* **WORK TO BE COMPLETED**
Write out the lines below verbatim, starting with the first line and ending with the line that contains "- lambda-point: [694, 450, 700, 456]", including that line.

------ THE DATA

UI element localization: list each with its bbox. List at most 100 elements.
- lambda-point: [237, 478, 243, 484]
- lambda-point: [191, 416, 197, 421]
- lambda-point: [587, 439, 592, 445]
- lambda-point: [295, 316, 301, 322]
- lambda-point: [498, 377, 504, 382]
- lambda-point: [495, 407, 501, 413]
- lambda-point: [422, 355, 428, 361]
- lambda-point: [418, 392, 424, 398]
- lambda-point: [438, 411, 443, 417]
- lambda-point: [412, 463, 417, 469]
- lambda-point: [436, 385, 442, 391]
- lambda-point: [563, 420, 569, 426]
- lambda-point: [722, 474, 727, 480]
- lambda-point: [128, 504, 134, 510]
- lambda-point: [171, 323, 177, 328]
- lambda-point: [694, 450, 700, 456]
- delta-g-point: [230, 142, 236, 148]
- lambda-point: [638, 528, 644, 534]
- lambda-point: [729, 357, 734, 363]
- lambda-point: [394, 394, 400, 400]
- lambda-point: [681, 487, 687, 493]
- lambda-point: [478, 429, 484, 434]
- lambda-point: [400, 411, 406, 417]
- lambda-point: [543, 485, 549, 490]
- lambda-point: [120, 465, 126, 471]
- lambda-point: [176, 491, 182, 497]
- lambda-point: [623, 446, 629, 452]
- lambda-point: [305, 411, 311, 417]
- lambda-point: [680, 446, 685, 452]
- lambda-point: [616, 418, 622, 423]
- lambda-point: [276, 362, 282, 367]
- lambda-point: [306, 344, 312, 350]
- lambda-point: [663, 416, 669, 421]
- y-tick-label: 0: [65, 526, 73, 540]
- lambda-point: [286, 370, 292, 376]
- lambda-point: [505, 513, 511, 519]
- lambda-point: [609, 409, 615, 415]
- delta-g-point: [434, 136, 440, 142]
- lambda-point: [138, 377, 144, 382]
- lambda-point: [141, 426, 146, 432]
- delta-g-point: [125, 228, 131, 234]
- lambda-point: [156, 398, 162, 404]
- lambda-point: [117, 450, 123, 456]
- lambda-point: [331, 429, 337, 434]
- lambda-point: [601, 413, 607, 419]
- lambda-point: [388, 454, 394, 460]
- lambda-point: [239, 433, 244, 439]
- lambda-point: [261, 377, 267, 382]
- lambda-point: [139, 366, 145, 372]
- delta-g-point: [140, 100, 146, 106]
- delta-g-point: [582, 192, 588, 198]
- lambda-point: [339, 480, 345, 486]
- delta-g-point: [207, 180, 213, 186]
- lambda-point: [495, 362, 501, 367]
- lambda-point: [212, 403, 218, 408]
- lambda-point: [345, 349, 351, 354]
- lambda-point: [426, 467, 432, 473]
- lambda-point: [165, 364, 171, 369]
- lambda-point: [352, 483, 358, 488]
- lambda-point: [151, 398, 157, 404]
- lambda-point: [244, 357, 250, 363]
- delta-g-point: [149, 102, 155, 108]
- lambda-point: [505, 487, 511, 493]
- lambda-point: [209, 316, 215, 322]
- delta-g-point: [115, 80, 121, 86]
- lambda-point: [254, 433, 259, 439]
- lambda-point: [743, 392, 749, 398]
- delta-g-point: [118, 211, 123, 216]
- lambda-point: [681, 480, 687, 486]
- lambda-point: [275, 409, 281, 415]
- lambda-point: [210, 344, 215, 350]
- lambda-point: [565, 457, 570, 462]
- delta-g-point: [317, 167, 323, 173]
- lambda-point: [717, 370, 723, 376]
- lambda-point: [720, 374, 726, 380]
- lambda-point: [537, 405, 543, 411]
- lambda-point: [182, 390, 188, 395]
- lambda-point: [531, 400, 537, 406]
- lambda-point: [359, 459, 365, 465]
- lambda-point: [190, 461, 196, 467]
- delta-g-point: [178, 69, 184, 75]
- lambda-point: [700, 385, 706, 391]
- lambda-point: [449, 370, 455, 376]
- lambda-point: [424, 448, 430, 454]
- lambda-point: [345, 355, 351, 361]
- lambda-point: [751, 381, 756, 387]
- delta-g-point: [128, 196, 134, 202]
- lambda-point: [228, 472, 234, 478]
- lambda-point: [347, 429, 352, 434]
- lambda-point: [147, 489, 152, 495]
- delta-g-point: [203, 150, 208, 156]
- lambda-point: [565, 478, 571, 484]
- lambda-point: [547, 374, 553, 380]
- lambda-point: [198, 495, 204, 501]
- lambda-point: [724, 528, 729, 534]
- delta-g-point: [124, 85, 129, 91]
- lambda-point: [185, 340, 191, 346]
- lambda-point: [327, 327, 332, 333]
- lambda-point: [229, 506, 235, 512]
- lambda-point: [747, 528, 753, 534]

------------

* **TASK SOLUTION**
UI element localization: list each with its bbox. List at most 100 elements.
- lambda-point: [237, 478, 243, 484]
- lambda-point: [191, 416, 197, 421]
- lambda-point: [587, 439, 592, 445]
- lambda-point: [295, 316, 301, 322]
- lambda-point: [498, 377, 504, 382]
- lambda-point: [495, 407, 501, 413]
- lambda-point: [422, 355, 428, 361]
- lambda-point: [418, 392, 424, 398]
- lambda-point: [438, 411, 443, 417]
- lambda-point: [412, 463, 417, 469]
- lambda-point: [436, 385, 442, 391]
- lambda-point: [563, 420, 569, 426]
- lambda-point: [722, 474, 727, 480]
- lambda-point: [128, 504, 134, 510]
- lambda-point: [171, 323, 177, 328]
- lambda-point: [694, 450, 700, 456]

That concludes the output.